WORK TO COMPLETE
Please find all lines in the data that hold the string "JSON" and copy them.

Records about charts and figures:
━━━━
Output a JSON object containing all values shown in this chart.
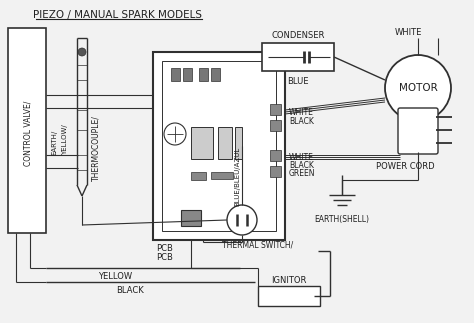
{
  "title": "PIEZO / MANUAL SPARK MODELS",
  "bg_color": "#f2f2f2",
  "line_color": "#303030",
  "text_color": "#202020",
  "labels": {
    "control_valve": "CONTROL VALVE/",
    "thermocouple": "THERMOCOUPLE/",
    "earth": "EARTH/",
    "yellow": "YELLOW/",
    "blue_bleu": "BLUE/BLEU/AZUL",
    "thermal_switch": "THERMAL SWITCH/",
    "pcb1": "PCB",
    "pcb2": "PCB",
    "condenser": "CONDENSER",
    "white_top": "WHITE",
    "blue_label": "BLUE",
    "motor": "MOTOR",
    "white1": "WHITE",
    "black1": "BLACK",
    "white2": "WHITE",
    "black2": "BLACK",
    "green": "GREEN",
    "power_cord": "POWER CORD",
    "earth_shell": "EARTH(SHELL)",
    "ignitor": "IGNITOR",
    "yellow_bottom": "YELLOW",
    "black_bottom": "BLACK"
  }
}
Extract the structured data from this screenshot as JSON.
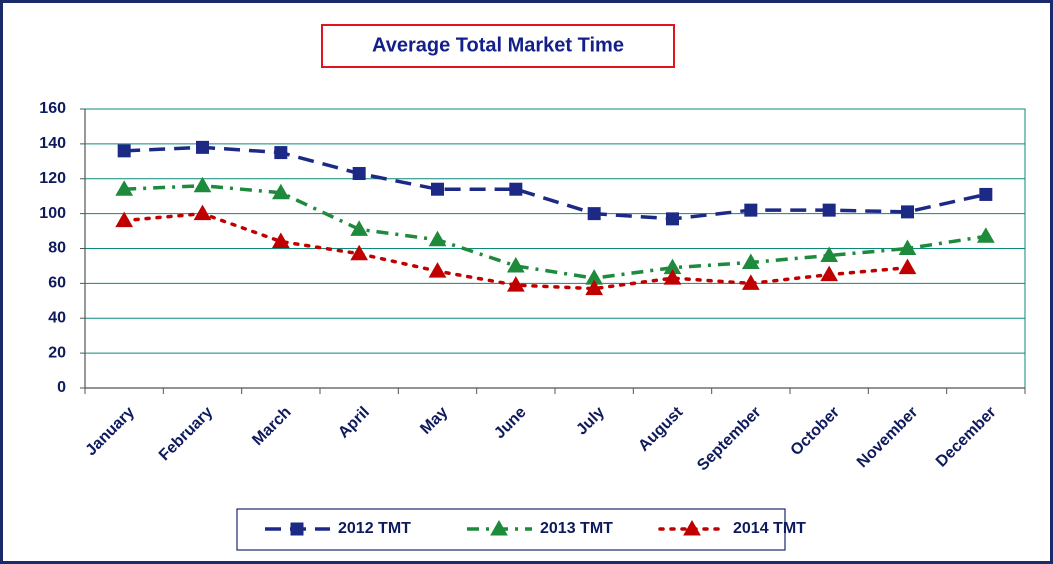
{
  "chart_data": {
    "type": "line",
    "title": "Average Total Market Time",
    "categories": [
      "January",
      "February",
      "March",
      "April",
      "May",
      "June",
      "July",
      "August",
      "September",
      "October",
      "November",
      "December"
    ],
    "series": [
      {
        "name": "2012 TMT",
        "color": "#1c2a86",
        "marker": "square",
        "line_style": "dash",
        "values": [
          136,
          138,
          135,
          123,
          114,
          114,
          100,
          97,
          102,
          102,
          101,
          111
        ]
      },
      {
        "name": "2013 TMT",
        "color": "#1e8a3c",
        "marker": "triangle",
        "line_style": "dashdot",
        "values": [
          114,
          116,
          112,
          91,
          85,
          70,
          63,
          69,
          72,
          76,
          80,
          87
        ]
      },
      {
        "name": "2014 TMT",
        "color": "#c00000",
        "marker": "triangle",
        "line_style": "dot",
        "values": [
          96,
          100,
          84,
          77,
          67,
          59,
          57,
          63,
          60,
          65,
          69,
          null
        ]
      }
    ],
    "ylim": [
      0,
      160
    ],
    "yticks": [
      0,
      20,
      40,
      60,
      80,
      100,
      120,
      140,
      160
    ],
    "grid": true,
    "legend": "bottom"
  }
}
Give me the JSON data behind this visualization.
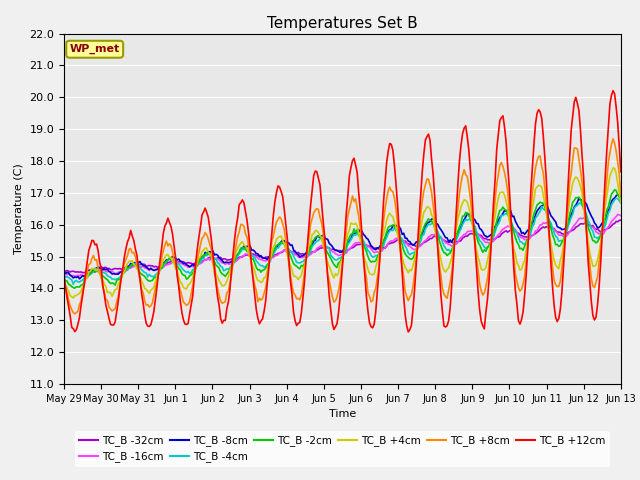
{
  "title": "Temperatures Set B",
  "xlabel": "Time",
  "ylabel": "Temperature (C)",
  "ylim": [
    11.0,
    22.0
  ],
  "yticks": [
    11.0,
    12.0,
    13.0,
    14.0,
    15.0,
    16.0,
    17.0,
    18.0,
    19.0,
    20.0,
    21.0,
    22.0
  ],
  "bg_color": "#e8e8e8",
  "grid_color": "#ffffff",
  "series_order": [
    "TC_B -32cm",
    "TC_B -16cm",
    "TC_B -8cm",
    "TC_B -4cm",
    "TC_B -2cm",
    "TC_B +4cm",
    "TC_B +8cm",
    "TC_B +12cm"
  ],
  "series": {
    "TC_B -32cm": {
      "color": "#aa00cc",
      "lw": 1.2
    },
    "TC_B -16cm": {
      "color": "#ff44ff",
      "lw": 1.2
    },
    "TC_B -8cm": {
      "color": "#0000cc",
      "lw": 1.2
    },
    "TC_B -4cm": {
      "color": "#00cccc",
      "lw": 1.2
    },
    "TC_B -2cm": {
      "color": "#00cc00",
      "lw": 1.2
    },
    "TC_B +4cm": {
      "color": "#cccc00",
      "lw": 1.2
    },
    "TC_B +8cm": {
      "color": "#ff8800",
      "lw": 1.2
    },
    "TC_B +12cm": {
      "color": "#ff0000",
      "lw": 1.2
    }
  },
  "xtick_labels": [
    "May 29",
    "May 30",
    "May 31",
    "Jun 1",
    "Jun 2",
    "Jun 3",
    "Jun 4",
    "Jun 5",
    "Jun 6",
    "Jun 7",
    "Jun 8",
    "Jun 9",
    "Jun 10",
    "Jun 11",
    "Jun 12",
    "Jun 13"
  ],
  "annotation": "WP_met",
  "fig_facecolor": "#f0f0f0"
}
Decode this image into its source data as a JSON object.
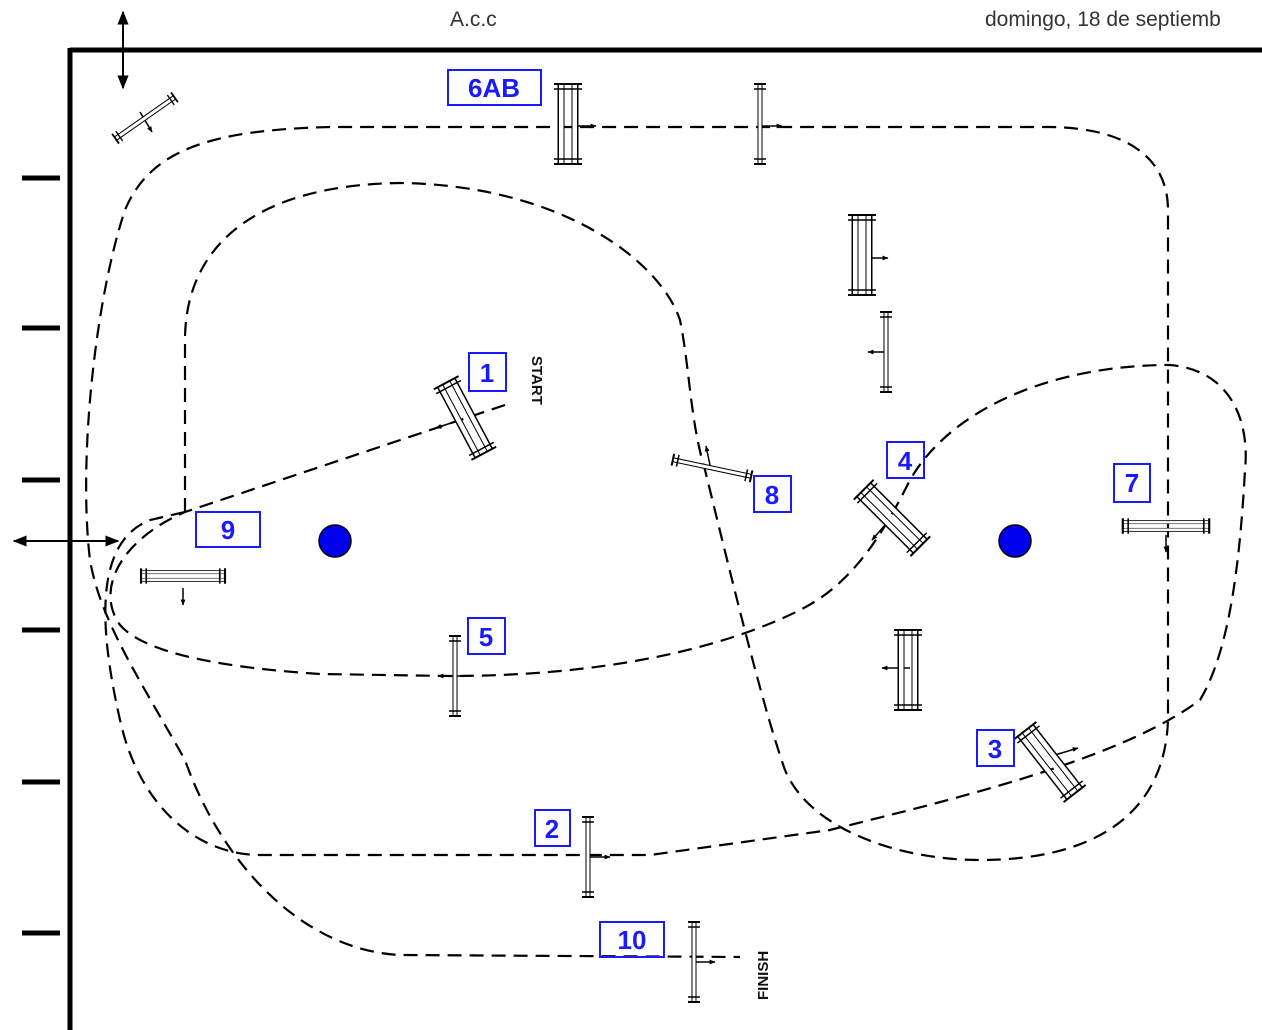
{
  "header": {
    "left_text": "A.c.c",
    "right_text": "domingo, 18 de septiemb"
  },
  "course": {
    "start_label": "START",
    "finish_label": "FINISH",
    "obstacle_numbers": [
      "1",
      "2",
      "3",
      "4",
      "5",
      "6AB",
      "7",
      "8",
      "9",
      "10"
    ]
  },
  "colors": {
    "number_text": "#1a1aff",
    "number_box": "#1a1aff",
    "marker_fill": "#0000ee",
    "path": "#000000"
  }
}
━━━━
EXERCISE SOLUTION
Output a JSON object containing all values shown in this chart.
Extract the structured data from this screenshot as JSON.
Give me the JSON data behind this visualization.
Decode this image into its source data as a JSON object.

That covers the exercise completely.